WHAT YOU SHOULD DO: Omit the pictures, please, and give each record below again exactly.

################

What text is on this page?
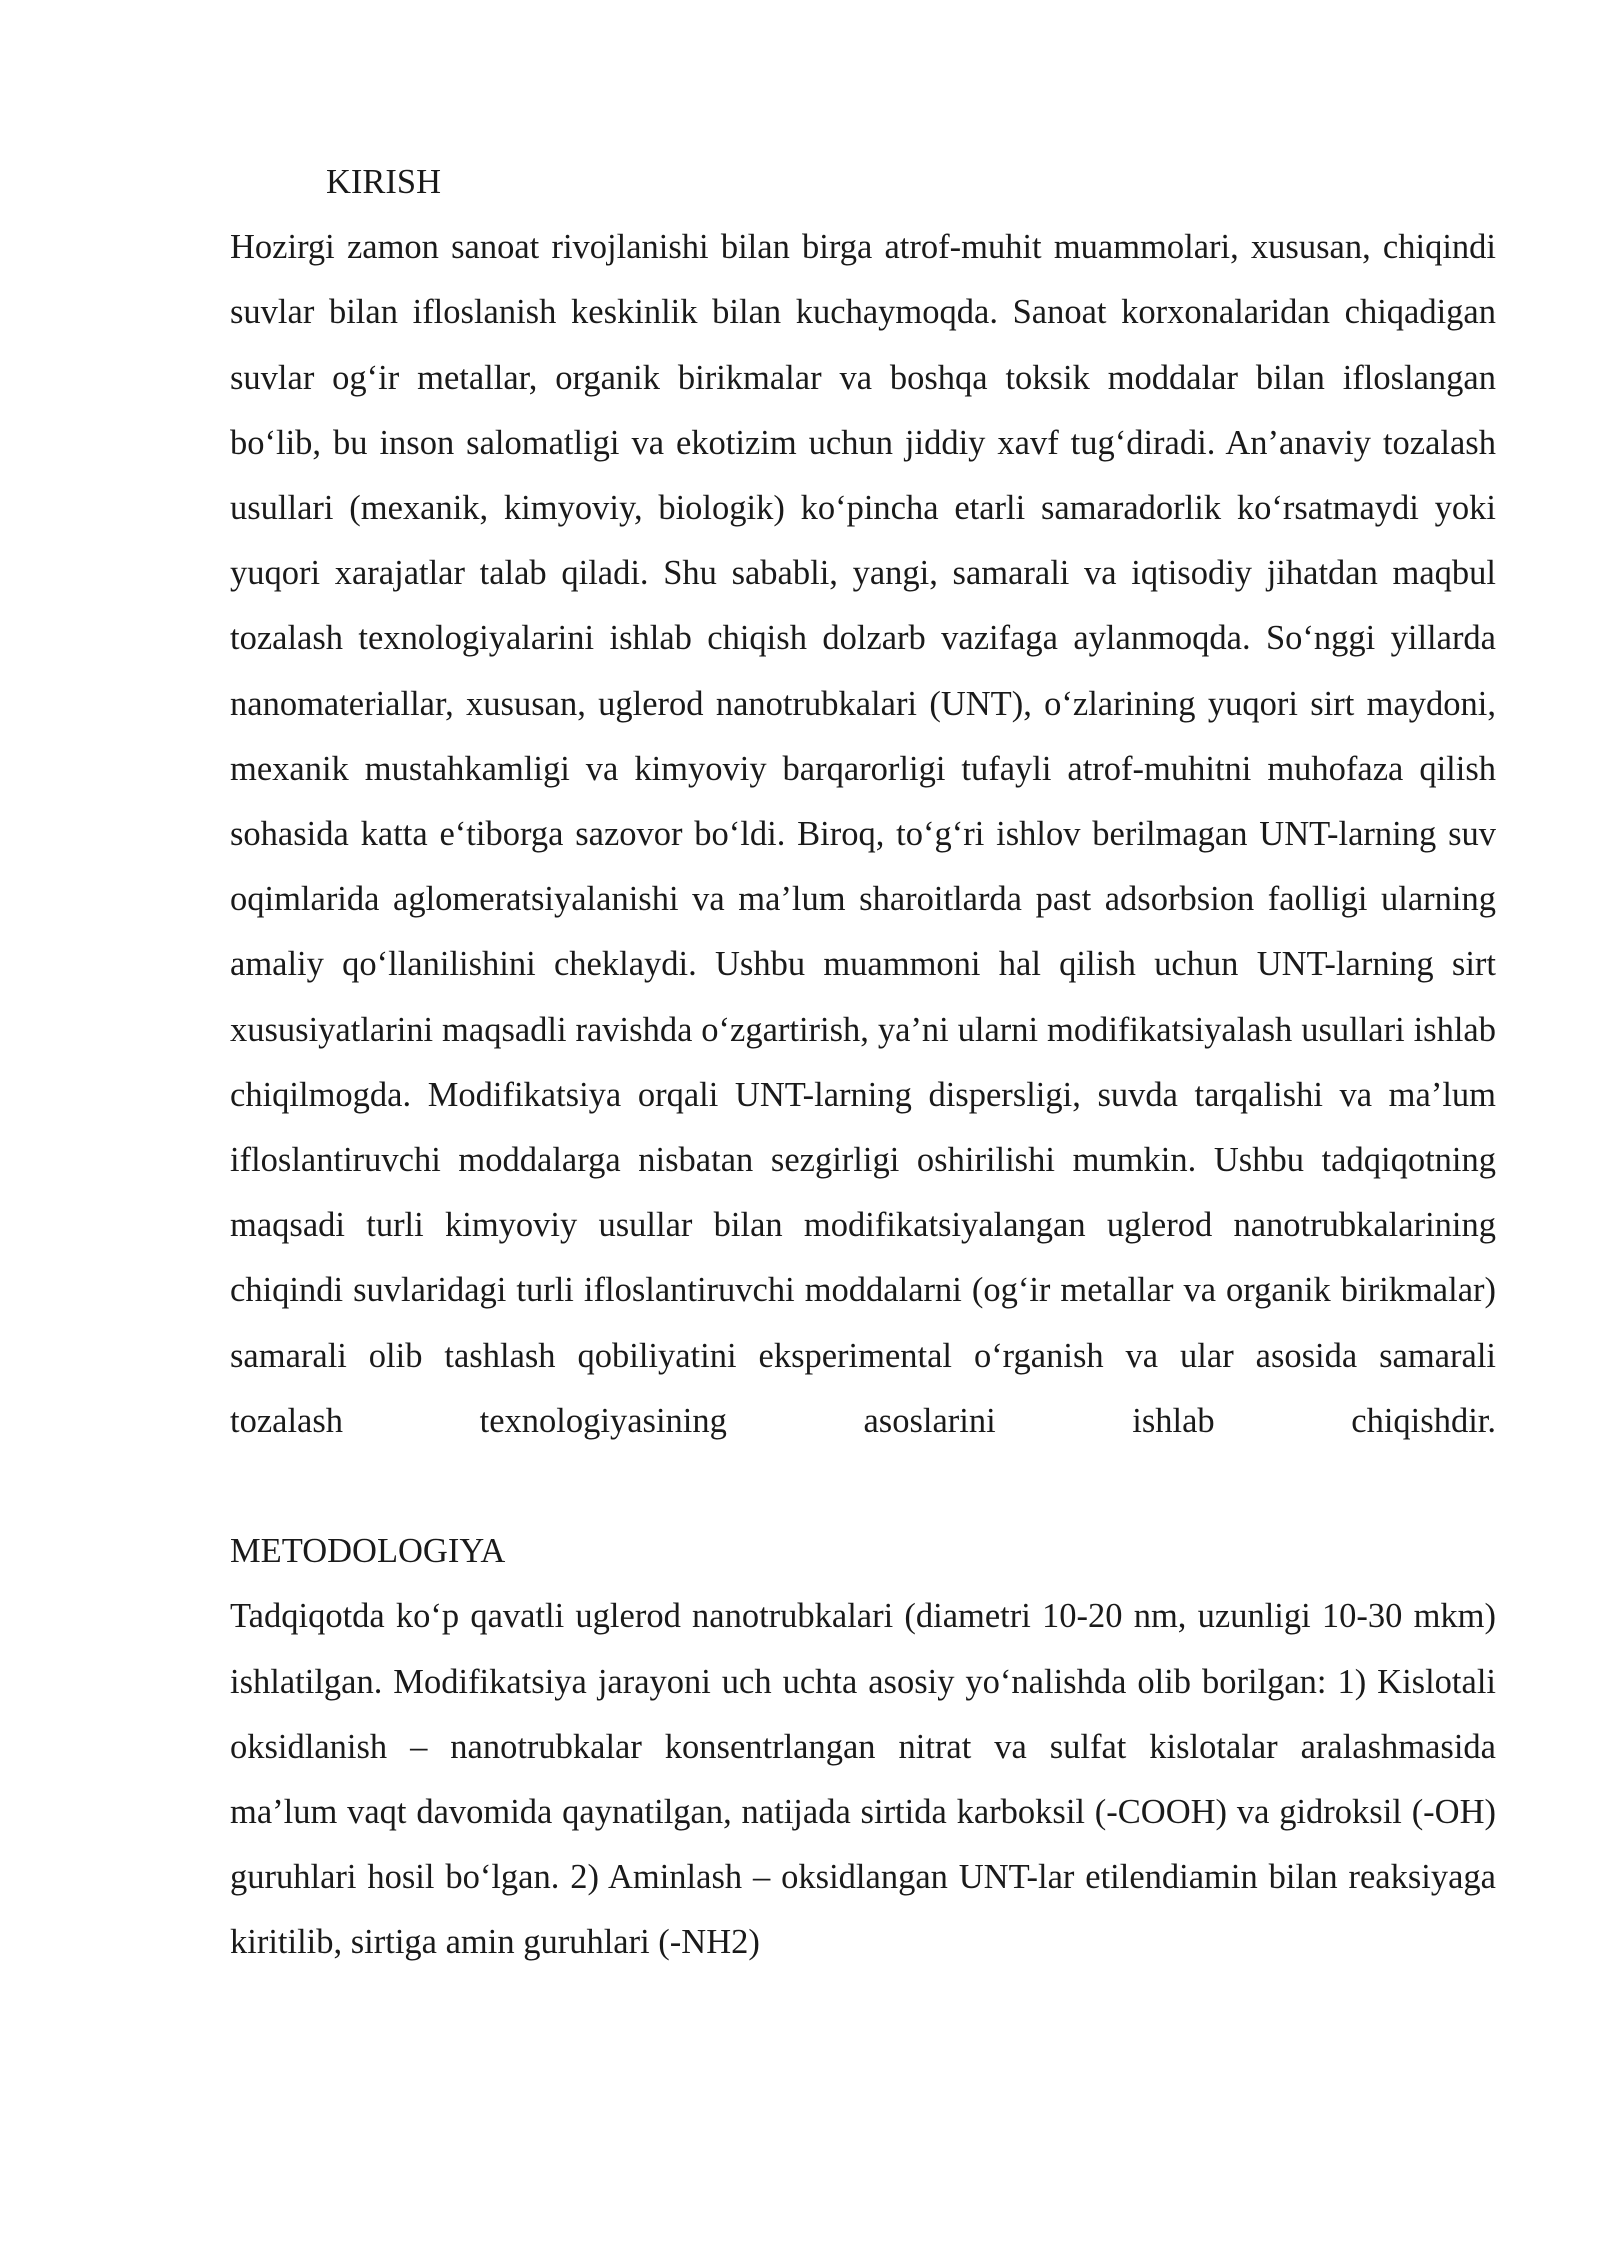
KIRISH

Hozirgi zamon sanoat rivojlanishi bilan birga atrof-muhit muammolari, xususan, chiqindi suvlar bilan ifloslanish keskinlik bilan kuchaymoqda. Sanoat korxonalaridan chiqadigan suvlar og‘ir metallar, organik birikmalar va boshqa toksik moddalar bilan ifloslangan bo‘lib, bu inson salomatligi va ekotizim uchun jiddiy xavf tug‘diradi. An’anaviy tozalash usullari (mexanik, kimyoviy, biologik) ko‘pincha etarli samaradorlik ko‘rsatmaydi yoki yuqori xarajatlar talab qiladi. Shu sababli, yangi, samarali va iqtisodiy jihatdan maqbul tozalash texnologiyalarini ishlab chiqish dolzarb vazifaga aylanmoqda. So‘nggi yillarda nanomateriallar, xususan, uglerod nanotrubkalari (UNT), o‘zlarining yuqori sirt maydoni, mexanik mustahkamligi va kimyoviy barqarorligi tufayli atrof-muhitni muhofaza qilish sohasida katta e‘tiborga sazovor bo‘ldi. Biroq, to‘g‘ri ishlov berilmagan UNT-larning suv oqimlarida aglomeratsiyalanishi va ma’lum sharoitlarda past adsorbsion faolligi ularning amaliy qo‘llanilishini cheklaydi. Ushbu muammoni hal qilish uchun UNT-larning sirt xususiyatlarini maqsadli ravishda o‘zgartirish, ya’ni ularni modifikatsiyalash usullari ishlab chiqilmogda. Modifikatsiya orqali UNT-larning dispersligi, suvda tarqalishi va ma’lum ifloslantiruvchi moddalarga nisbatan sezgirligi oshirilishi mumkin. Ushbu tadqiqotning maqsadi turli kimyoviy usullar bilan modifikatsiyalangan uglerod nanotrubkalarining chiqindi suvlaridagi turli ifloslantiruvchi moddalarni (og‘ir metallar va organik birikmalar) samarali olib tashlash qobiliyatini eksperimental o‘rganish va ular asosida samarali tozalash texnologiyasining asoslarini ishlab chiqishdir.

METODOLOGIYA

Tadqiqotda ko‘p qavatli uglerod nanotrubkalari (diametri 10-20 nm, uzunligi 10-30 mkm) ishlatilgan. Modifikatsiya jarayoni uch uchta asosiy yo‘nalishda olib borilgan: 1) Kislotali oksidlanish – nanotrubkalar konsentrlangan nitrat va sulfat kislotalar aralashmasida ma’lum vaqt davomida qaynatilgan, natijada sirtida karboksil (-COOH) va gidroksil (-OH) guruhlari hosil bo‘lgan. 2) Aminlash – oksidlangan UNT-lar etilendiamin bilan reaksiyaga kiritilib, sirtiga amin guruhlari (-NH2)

################

SOLVED PROBLEM:
What text is on this page?
KIRISH

Hozirgi zamon sanoat rivojlanishi bilan birga atrof-muhit muammolari, xususan, chiqindi suvlar bilan ifloslanish keskinlik bilan kuchaymoqda. Sanoat korxonalaridan chiqadigan suvlar og‘ir metallar, organik birikmalar va boshqa toksik moddalar bilan ifloslangan bo‘lib, bu inson salomatligi va ekotizim uchun jiddiy xavf tug‘diradi. An’anaviy tozalash usullari (mexanik, kimyoviy, biologik) ko‘pincha etarli samaradorlik ko‘rsatmaydi yoki yuqori xarajatlar talab qiladi. Shu sababli, yangi, samarali va iqtisodiy jihatdan maqbul tozalash texnologiyalarini ishlab chiqish dolzarb vazifaga aylanmoqda. So‘nggi yillarda nanomateriallar, xususan, uglerod nanotrubkalari (UNT), o‘zlarining yuqori sirt maydoni, mexanik mustahkamligi va kimyoviy barqarorligi tufayli atrof-muhitni muhofaza qilish sohasida katta e‘tiborga sazovor bo‘ldi. Biroq, to‘g‘ri ishlov berilmagan UNT-larning suv oqimlarida aglomeratsiyalanishi va ma’lum sharoitlarda past adsorbsion faolligi ularning amaliy qo‘llanilishini cheklaydi. Ushbu muammoni hal qilish uchun UNT-larning sirt xususiyatlarini maqsadli ravishda o‘zgartirish, ya’ni ularni modifikatsiyalash usullari ishlab chiqilmogda. Modifikatsiya orqali UNT-larning dispersligi, suvda tarqalishi va ma’lum ifloslantiruvchi moddalarga nisbatan sezgirligi oshirilishi mumkin. Ushbu tadqiqotning maqsadi turli kimyoviy usullar bilan modifikatsiyalangan uglerod nanotrubkalarining chiqindi suvlaridagi turli ifloslantiruvchi moddalarni (og‘ir metallar va organik birikmalar) samarali olib tashlash qobiliyatini eksperimental o‘rganish va ular asosida samarali tozalash texnologiyasining asoslarini ishlab chiqishdir.

METODOLOGIYA

Tadqiqotda ko‘p qavatli uglerod nanotrubkalari (diametri 10-20 nm, uzunligi 10-30 mkm) ishlatilgan. Modifikatsiya jarayoni uch uchta asosiy yo‘nalishda olib borilgan: 1) Kislotali oksidlanish – nanotrubkalar konsentrlangan nitrat va sulfat kislotalar aralashmasida ma’lum vaqt davomida qaynatilgan, natijada sirtida karboksil (-COOH) va gidroksil (-OH) guruhlari hosil bo‘lgan. 2) Aminlash – oksidlangan UNT-lar etilendiamin bilan reaksiyaga kiritilib, sirtiga amin guruhlari (-NH2)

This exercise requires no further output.